▸ Task directions: Sift the material for lines containing "Certified", and return them.

[Lines of data]
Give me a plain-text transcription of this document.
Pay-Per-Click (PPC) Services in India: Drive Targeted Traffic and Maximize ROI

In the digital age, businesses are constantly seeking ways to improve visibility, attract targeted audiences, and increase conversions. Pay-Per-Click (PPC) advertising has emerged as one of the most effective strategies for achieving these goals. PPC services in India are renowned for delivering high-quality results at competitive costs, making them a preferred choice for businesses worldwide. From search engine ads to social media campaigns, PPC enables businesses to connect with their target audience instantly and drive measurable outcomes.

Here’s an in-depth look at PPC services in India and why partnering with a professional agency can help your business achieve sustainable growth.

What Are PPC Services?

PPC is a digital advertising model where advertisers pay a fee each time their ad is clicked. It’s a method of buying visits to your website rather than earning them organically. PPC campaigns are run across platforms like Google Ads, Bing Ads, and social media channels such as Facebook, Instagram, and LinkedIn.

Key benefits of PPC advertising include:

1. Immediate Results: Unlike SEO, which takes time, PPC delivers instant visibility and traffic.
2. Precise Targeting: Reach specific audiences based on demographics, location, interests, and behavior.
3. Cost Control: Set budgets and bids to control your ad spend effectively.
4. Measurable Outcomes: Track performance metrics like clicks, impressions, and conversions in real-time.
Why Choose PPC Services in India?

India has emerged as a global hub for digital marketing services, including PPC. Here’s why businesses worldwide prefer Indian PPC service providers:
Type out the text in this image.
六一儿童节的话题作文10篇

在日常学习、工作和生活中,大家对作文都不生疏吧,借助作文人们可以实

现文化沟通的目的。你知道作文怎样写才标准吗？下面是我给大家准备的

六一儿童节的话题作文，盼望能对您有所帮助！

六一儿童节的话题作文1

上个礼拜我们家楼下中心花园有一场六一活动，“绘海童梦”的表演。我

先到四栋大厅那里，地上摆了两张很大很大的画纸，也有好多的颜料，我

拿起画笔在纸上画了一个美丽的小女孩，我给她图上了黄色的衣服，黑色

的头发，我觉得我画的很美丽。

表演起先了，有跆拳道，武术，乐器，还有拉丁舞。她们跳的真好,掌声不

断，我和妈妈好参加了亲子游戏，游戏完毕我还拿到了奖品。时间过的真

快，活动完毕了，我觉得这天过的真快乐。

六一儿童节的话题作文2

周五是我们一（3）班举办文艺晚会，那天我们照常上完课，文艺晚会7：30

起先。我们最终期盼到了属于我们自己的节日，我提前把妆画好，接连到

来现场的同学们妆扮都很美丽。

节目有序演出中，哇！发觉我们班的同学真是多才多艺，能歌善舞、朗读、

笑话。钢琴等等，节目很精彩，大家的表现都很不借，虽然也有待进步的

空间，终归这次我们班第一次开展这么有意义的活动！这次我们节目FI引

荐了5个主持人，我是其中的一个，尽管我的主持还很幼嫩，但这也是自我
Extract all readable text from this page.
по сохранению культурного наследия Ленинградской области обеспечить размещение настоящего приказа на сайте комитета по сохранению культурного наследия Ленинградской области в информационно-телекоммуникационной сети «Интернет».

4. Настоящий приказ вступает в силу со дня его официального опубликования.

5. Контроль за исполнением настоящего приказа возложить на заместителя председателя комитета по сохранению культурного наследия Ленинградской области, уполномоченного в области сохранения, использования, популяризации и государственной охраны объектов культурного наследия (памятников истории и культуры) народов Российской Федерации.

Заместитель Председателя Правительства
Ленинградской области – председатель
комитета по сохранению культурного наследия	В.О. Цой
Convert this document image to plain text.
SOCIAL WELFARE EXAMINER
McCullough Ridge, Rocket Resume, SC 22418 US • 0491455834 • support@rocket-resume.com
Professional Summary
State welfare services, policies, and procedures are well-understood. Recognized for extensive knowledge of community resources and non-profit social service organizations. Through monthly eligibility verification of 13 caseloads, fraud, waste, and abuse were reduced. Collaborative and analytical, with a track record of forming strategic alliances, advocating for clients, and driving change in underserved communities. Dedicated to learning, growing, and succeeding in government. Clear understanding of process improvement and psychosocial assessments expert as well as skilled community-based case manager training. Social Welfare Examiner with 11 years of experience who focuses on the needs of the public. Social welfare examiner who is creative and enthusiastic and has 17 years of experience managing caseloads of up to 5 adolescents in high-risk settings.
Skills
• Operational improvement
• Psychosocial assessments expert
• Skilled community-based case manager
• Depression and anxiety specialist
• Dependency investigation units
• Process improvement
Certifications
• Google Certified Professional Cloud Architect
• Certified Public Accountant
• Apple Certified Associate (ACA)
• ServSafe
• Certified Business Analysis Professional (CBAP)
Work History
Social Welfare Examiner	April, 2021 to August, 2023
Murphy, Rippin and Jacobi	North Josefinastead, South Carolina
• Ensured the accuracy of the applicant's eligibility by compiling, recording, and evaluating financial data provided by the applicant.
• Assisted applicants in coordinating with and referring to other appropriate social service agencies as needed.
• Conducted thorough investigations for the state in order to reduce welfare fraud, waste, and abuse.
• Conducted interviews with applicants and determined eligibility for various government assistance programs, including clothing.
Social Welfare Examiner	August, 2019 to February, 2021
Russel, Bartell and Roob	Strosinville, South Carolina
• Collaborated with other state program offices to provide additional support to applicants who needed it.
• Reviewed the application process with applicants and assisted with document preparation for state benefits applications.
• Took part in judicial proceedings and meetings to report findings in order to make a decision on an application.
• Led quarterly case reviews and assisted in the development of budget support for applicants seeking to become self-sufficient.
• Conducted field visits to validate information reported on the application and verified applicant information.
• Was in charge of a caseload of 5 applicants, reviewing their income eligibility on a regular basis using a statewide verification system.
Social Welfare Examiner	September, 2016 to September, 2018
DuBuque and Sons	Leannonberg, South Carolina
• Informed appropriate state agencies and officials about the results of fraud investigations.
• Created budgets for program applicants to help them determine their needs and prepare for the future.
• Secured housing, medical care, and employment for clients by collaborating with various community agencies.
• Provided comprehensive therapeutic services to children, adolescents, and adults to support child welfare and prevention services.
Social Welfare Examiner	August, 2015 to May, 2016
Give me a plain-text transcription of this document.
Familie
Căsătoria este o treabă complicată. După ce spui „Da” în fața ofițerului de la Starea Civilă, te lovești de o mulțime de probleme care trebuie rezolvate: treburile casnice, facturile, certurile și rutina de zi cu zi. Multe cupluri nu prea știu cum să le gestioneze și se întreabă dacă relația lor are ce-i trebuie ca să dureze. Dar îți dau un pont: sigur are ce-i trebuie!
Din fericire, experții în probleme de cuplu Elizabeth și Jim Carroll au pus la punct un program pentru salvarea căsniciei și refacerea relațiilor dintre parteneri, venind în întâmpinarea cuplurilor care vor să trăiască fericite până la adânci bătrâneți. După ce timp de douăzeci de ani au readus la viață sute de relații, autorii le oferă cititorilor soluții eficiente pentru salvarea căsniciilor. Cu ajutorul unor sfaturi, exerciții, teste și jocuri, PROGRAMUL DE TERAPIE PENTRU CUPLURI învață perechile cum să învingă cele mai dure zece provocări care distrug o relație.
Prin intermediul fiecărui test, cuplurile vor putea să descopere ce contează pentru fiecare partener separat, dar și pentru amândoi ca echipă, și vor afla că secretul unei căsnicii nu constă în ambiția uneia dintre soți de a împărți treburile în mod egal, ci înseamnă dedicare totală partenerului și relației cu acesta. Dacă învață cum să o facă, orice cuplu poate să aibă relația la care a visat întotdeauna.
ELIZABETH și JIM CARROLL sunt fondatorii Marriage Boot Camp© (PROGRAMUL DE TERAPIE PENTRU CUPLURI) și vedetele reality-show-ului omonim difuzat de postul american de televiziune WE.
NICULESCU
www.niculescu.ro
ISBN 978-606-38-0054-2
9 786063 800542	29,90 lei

▸ Output of the exercise:
• Google Certified Professional Cloud Architect
• Certified Public Accountant
• Apple Certified Associate (ACA)
• Certified Business Analysis Professional (CBAP)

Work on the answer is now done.